__SET EXERCISE__
Write out the data below in full, unchanged, minus the images.

__WORKING DATA__
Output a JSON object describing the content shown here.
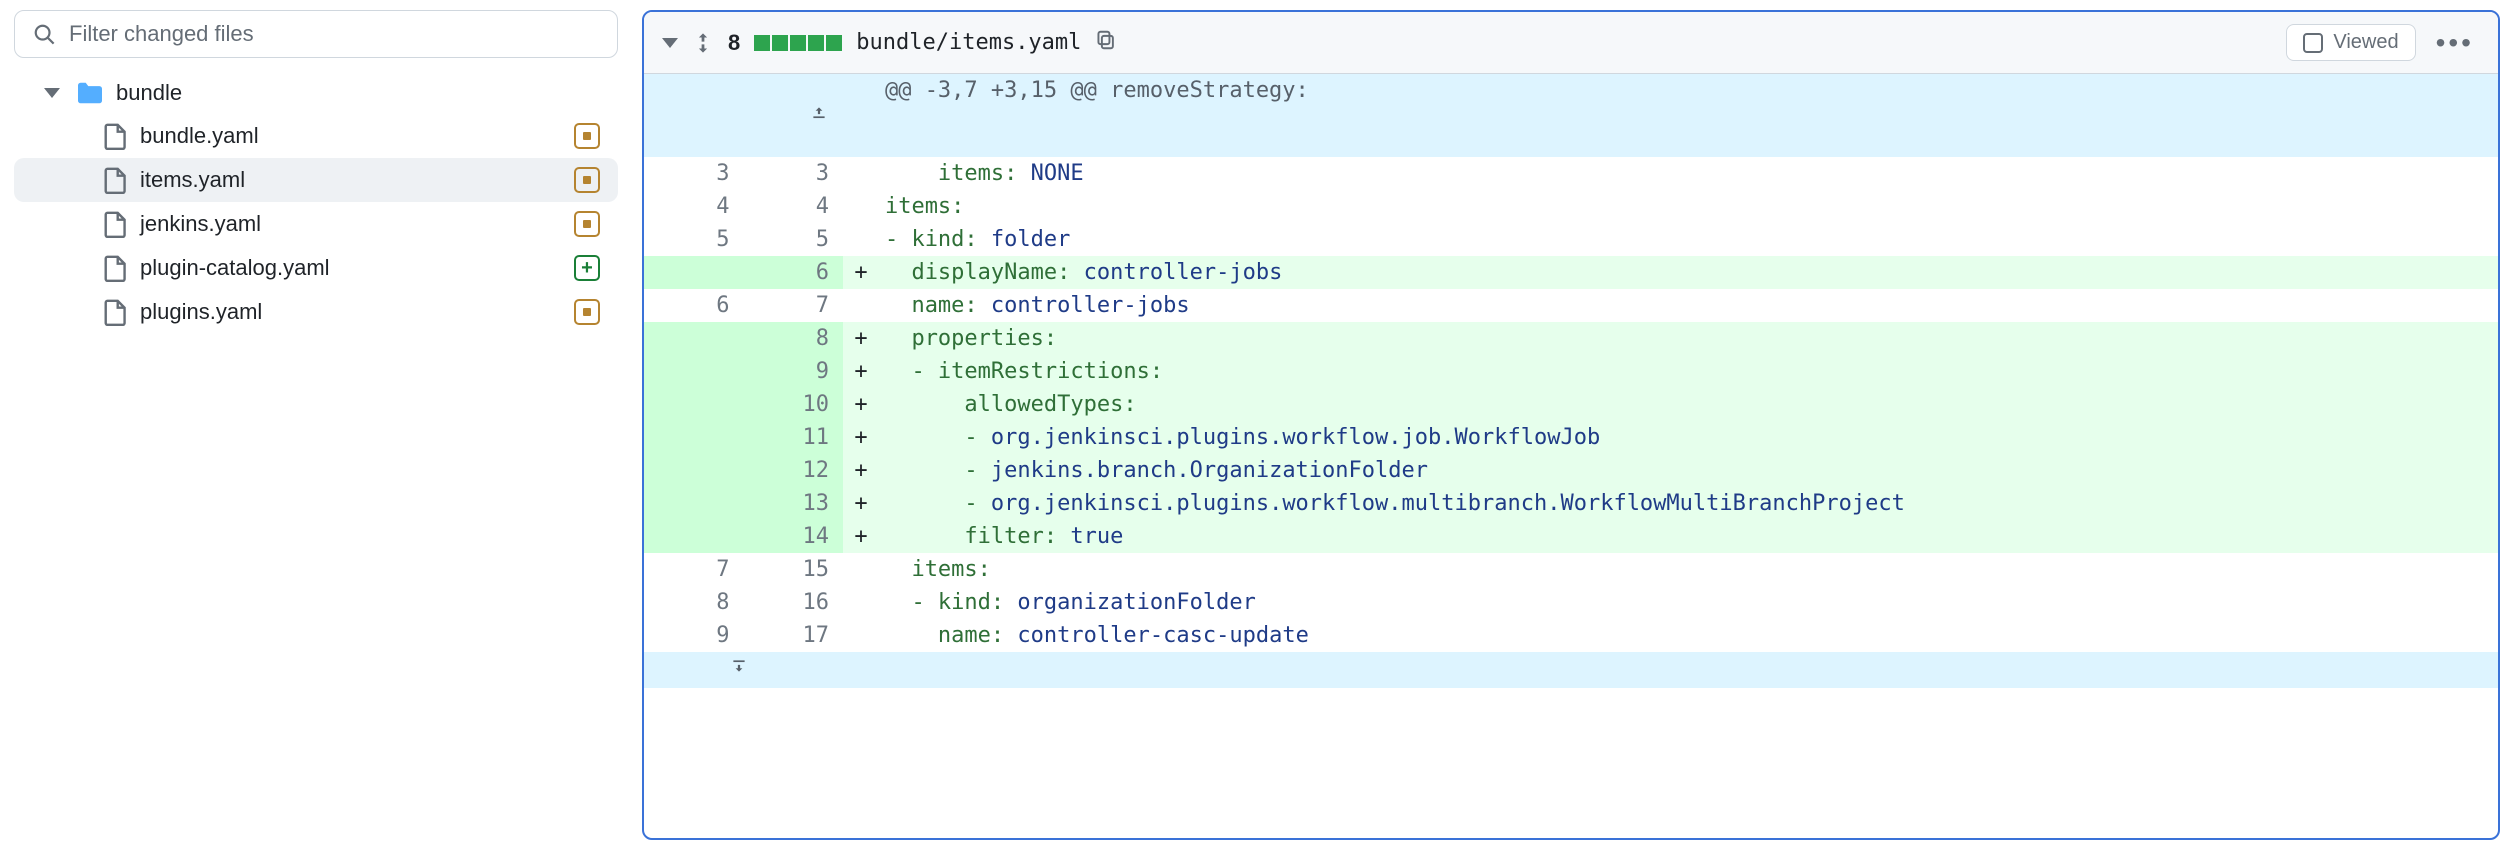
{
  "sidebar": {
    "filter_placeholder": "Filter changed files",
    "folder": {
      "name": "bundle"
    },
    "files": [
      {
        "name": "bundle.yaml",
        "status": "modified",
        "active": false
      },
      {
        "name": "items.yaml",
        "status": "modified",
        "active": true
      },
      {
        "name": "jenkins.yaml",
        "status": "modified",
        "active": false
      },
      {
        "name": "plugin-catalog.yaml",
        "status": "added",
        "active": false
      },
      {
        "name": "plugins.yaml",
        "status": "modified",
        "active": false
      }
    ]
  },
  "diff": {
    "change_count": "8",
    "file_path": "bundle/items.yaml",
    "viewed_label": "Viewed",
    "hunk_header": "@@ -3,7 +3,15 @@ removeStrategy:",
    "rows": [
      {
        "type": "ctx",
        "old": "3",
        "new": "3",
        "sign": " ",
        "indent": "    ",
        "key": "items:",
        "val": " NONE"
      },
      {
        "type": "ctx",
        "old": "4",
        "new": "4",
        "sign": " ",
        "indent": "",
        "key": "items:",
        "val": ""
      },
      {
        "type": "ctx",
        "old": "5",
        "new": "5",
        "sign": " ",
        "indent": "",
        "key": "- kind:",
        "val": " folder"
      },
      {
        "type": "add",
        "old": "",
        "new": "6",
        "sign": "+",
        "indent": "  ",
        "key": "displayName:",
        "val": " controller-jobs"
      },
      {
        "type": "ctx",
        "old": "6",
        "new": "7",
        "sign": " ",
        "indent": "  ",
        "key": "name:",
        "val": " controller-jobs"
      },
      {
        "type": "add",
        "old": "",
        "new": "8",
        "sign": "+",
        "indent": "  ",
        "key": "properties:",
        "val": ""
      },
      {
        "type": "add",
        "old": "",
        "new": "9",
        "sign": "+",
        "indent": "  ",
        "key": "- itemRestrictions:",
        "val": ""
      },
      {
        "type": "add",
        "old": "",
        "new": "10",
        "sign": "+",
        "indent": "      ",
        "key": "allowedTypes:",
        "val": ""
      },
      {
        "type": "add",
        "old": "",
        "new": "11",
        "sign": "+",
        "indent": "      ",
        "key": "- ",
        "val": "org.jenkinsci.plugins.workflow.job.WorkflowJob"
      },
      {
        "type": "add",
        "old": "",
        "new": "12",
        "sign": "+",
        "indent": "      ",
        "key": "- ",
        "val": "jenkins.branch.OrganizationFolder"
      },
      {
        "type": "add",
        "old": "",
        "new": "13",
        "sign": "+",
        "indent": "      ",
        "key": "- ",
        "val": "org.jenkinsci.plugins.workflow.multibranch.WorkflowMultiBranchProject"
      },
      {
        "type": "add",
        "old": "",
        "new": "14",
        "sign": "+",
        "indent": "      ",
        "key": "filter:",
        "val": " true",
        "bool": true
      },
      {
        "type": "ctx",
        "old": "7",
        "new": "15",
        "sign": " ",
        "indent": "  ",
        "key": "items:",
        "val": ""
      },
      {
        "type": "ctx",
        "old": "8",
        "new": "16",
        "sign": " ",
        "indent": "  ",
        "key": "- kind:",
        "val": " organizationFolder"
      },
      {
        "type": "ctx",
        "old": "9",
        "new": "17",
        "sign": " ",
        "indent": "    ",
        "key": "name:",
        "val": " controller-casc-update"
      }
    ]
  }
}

__SOLUTION FOR THIS TASK__
Output a JSON object describing the content shown here.
{
  "sidebar": {
    "filter_placeholder": "Filter changed files",
    "folder": {
      "name": "bundle"
    },
    "files": [
      {
        "name": "bundle.yaml",
        "status": "modified",
        "active": false
      },
      {
        "name": "items.yaml",
        "status": "modified",
        "active": true
      },
      {
        "name": "jenkins.yaml",
        "status": "modified",
        "active": false
      },
      {
        "name": "plugin-catalog.yaml",
        "status": "added",
        "active": false
      },
      {
        "name": "plugins.yaml",
        "status": "modified",
        "active": false
      }
    ]
  },
  "diff": {
    "change_count": "8",
    "file_path": "bundle/items.yaml",
    "viewed_label": "Viewed",
    "hunk_header": "@@ -3,7 +3,15 @@ removeStrategy:",
    "rows": [
      {
        "type": "ctx",
        "old": "3",
        "new": "3",
        "sign": " ",
        "indent": "    ",
        "key": "items:",
        "val": " NONE"
      },
      {
        "type": "ctx",
        "old": "4",
        "new": "4",
        "sign": " ",
        "indent": "",
        "key": "items:",
        "val": ""
      },
      {
        "type": "ctx",
        "old": "5",
        "new": "5",
        "sign": " ",
        "indent": "",
        "key": "- kind:",
        "val": " folder"
      },
      {
        "type": "add",
        "old": "",
        "new": "6",
        "sign": "+",
        "indent": "  ",
        "key": "displayName:",
        "val": " controller-jobs"
      },
      {
        "type": "ctx",
        "old": "6",
        "new": "7",
        "sign": " ",
        "indent": "  ",
        "key": "name:",
        "val": " controller-jobs"
      },
      {
        "type": "add",
        "old": "",
        "new": "8",
        "sign": "+",
        "indent": "  ",
        "key": "properties:",
        "val": ""
      },
      {
        "type": "add",
        "old": "",
        "new": "9",
        "sign": "+",
        "indent": "  ",
        "key": "- itemRestrictions:",
        "val": ""
      },
      {
        "type": "add",
        "old": "",
        "new": "10",
        "sign": "+",
        "indent": "      ",
        "key": "allowedTypes:",
        "val": ""
      },
      {
        "type": "add",
        "old": "",
        "new": "11",
        "sign": "+",
        "indent": "      ",
        "key": "- ",
        "val": "org.jenkinsci.plugins.workflow.job.WorkflowJob"
      },
      {
        "type": "add",
        "old": "",
        "new": "12",
        "sign": "+",
        "indent": "      ",
        "key": "- ",
        "val": "jenkins.branch.OrganizationFolder"
      },
      {
        "type": "add",
        "old": "",
        "new": "13",
        "sign": "+",
        "indent": "      ",
        "key": "- ",
        "val": "org.jenkinsci.plugins.workflow.multibranch.WorkflowMultiBranchProject"
      },
      {
        "type": "add",
        "old": "",
        "new": "14",
        "sign": "+",
        "indent": "      ",
        "key": "filter:",
        "val": " true",
        "bool": true
      },
      {
        "type": "ctx",
        "old": "7",
        "new": "15",
        "sign": " ",
        "indent": "  ",
        "key": "items:",
        "val": ""
      },
      {
        "type": "ctx",
        "old": "8",
        "new": "16",
        "sign": " ",
        "indent": "  ",
        "key": "- kind:",
        "val": " organizationFolder"
      },
      {
        "type": "ctx",
        "old": "9",
        "new": "17",
        "sign": " ",
        "indent": "    ",
        "key": "name:",
        "val": " controller-casc-update"
      }
    ]
  }
}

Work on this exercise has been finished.